[Raw records]

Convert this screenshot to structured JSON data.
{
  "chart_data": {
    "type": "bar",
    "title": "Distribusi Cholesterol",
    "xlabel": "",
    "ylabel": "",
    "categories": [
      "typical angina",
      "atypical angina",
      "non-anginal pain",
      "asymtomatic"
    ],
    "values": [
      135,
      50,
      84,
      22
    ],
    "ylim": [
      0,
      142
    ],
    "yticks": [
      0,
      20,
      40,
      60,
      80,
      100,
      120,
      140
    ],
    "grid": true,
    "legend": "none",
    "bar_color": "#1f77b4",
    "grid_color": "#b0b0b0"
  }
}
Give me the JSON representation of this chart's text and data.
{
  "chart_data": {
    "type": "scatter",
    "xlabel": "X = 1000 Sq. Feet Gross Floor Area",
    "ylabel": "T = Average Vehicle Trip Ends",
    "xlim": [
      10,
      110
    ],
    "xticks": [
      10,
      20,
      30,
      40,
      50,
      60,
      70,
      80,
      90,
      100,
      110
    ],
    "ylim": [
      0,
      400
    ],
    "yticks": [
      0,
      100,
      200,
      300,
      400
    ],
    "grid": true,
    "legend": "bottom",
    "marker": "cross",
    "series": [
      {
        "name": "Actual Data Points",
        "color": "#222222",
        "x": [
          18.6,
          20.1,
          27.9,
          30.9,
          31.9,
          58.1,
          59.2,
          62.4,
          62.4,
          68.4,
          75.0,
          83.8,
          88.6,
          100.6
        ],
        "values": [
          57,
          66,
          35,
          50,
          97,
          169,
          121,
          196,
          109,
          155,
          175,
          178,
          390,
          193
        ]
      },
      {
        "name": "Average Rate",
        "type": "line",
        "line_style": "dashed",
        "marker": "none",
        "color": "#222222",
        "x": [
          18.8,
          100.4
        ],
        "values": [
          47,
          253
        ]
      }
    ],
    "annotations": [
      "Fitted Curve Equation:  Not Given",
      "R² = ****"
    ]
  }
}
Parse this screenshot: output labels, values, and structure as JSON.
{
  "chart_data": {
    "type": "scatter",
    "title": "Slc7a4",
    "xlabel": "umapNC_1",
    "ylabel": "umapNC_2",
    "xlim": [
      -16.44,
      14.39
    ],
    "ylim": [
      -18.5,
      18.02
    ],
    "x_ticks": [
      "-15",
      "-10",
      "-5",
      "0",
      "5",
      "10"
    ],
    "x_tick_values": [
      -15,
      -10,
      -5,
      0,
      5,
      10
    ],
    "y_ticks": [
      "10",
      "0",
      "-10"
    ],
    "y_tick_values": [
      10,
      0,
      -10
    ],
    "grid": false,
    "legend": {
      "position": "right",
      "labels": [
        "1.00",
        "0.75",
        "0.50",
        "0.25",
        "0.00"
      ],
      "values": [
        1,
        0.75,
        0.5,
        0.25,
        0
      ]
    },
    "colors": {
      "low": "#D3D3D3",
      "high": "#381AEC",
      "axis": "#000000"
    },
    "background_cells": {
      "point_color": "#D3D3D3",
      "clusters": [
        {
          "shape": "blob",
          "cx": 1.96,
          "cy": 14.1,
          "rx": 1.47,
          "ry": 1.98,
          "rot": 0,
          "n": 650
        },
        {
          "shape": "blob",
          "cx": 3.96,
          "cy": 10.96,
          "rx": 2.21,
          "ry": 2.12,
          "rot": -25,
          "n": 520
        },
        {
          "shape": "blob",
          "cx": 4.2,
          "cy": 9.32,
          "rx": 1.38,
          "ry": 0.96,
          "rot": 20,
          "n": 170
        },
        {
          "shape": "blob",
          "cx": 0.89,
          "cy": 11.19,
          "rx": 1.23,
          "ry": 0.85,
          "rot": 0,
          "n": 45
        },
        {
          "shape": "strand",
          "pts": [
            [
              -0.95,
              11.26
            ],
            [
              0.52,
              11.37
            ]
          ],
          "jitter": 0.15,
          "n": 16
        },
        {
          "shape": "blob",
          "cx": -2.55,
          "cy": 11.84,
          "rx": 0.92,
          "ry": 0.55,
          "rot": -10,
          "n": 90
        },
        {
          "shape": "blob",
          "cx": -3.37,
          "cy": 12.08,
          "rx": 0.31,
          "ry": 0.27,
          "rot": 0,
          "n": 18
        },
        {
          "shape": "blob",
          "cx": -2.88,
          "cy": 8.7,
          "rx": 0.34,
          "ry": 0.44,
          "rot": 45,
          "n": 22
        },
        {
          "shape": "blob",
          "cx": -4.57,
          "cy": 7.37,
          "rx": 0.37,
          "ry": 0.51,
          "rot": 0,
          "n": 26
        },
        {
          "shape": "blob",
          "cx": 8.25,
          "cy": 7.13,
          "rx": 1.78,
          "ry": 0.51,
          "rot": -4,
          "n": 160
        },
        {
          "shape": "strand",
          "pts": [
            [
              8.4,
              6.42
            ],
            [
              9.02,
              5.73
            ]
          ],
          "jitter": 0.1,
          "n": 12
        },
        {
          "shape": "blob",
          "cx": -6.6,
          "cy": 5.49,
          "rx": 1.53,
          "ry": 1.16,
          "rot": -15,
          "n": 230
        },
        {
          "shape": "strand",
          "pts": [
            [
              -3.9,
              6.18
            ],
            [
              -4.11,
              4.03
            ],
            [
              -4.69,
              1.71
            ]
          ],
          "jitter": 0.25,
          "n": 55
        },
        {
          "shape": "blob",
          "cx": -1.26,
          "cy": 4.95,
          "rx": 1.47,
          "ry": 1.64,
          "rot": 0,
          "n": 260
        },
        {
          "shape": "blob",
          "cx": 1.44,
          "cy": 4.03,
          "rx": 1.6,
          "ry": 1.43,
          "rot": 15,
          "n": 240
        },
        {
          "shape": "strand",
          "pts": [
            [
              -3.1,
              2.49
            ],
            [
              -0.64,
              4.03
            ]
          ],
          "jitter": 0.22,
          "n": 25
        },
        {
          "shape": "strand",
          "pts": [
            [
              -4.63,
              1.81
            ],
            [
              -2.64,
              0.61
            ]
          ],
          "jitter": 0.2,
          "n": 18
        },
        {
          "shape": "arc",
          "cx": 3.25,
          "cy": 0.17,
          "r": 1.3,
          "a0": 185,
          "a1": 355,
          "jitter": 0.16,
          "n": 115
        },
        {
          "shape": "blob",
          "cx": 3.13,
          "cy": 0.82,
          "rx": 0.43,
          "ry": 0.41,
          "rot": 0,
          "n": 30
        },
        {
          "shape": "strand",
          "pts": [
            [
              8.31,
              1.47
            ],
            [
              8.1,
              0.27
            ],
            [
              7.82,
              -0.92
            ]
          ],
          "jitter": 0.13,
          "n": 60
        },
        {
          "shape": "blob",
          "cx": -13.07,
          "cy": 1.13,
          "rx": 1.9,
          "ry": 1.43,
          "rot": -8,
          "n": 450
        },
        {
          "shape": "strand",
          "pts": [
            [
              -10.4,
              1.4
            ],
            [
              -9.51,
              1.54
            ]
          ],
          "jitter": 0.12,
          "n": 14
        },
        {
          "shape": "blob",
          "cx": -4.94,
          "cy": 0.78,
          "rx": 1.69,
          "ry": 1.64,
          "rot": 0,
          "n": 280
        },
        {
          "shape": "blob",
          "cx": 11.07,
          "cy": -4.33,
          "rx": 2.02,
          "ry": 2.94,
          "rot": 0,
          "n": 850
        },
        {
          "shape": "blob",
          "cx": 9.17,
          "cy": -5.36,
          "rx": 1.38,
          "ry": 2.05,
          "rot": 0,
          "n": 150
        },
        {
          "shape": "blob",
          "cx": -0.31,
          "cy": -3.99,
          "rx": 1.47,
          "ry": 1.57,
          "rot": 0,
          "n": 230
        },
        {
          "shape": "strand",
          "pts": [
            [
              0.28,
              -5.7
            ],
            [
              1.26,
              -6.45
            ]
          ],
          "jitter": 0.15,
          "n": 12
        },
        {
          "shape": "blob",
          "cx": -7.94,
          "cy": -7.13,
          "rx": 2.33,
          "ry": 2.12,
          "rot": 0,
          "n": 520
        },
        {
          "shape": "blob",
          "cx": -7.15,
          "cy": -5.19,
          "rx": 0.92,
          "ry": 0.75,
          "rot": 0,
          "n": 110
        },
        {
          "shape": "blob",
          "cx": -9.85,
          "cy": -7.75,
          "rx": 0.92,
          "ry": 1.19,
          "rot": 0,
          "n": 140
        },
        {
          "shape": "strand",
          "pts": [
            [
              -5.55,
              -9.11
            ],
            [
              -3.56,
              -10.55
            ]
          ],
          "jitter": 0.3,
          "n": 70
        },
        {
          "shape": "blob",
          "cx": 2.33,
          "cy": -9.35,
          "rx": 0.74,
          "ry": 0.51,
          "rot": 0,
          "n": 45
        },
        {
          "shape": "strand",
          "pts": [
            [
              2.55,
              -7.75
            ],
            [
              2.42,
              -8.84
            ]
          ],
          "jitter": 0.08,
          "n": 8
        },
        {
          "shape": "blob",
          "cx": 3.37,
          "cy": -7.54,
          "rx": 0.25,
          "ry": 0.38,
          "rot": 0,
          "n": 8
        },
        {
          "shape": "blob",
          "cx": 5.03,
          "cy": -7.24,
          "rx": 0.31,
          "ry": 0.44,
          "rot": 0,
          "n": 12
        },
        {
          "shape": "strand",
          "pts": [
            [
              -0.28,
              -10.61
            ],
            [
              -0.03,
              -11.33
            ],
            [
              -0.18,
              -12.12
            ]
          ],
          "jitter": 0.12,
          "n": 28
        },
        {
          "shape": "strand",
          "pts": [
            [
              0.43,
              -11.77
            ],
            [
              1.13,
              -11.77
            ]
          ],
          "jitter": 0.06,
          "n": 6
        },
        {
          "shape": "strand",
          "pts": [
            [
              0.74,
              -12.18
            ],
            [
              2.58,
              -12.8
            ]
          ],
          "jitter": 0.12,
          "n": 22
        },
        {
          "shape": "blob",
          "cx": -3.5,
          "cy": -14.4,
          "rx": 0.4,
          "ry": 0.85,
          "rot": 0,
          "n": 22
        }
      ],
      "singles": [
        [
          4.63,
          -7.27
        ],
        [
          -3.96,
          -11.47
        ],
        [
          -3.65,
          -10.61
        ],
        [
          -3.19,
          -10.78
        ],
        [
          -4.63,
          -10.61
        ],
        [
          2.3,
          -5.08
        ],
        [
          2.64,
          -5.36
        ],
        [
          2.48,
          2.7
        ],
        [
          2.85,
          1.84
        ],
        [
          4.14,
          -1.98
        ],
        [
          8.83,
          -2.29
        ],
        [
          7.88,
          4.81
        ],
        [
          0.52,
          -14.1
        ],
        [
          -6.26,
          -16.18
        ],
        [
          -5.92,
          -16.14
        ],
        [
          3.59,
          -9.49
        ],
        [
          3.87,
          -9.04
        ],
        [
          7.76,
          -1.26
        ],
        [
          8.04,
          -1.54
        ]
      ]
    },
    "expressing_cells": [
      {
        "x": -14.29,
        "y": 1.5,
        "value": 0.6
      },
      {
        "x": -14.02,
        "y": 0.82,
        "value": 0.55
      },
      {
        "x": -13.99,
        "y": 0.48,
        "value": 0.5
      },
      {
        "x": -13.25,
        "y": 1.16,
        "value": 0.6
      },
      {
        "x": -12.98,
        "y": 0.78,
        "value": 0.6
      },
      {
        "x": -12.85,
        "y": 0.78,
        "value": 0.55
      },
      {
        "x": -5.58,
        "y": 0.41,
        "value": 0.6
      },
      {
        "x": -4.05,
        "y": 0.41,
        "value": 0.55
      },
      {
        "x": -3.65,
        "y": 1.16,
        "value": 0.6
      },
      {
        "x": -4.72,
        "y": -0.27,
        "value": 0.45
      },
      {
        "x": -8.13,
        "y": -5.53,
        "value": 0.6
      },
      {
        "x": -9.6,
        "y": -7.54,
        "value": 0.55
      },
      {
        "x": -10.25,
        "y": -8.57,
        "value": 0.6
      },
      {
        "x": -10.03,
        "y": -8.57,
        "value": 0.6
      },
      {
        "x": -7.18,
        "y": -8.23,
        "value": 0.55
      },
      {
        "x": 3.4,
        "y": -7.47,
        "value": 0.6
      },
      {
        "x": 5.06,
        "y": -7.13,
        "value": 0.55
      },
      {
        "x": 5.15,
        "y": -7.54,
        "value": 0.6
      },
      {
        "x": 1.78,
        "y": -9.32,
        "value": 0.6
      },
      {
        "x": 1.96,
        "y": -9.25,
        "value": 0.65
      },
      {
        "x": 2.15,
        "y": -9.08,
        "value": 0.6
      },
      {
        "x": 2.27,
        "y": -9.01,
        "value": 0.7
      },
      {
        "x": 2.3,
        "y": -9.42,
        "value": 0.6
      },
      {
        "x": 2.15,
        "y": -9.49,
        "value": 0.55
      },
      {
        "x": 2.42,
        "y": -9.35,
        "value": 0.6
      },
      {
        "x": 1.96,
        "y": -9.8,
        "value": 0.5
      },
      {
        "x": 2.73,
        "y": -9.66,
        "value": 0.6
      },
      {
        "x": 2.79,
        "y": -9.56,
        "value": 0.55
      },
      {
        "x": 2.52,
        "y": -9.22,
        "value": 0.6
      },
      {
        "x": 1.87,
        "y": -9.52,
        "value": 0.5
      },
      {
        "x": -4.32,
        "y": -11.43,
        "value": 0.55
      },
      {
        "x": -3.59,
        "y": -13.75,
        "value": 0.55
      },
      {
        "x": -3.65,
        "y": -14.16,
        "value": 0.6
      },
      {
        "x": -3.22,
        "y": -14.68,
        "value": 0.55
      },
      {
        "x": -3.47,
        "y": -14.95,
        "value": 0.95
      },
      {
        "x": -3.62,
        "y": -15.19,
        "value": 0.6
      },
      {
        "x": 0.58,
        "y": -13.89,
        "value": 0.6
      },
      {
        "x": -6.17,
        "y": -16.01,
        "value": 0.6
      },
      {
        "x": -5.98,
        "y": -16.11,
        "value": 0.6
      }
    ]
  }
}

▶ Written exercise: Pull out the lines above in which the word "name" appears.

▶ Correct answer:
        "name": "Actual Data Points",
        "name": "Average Rate",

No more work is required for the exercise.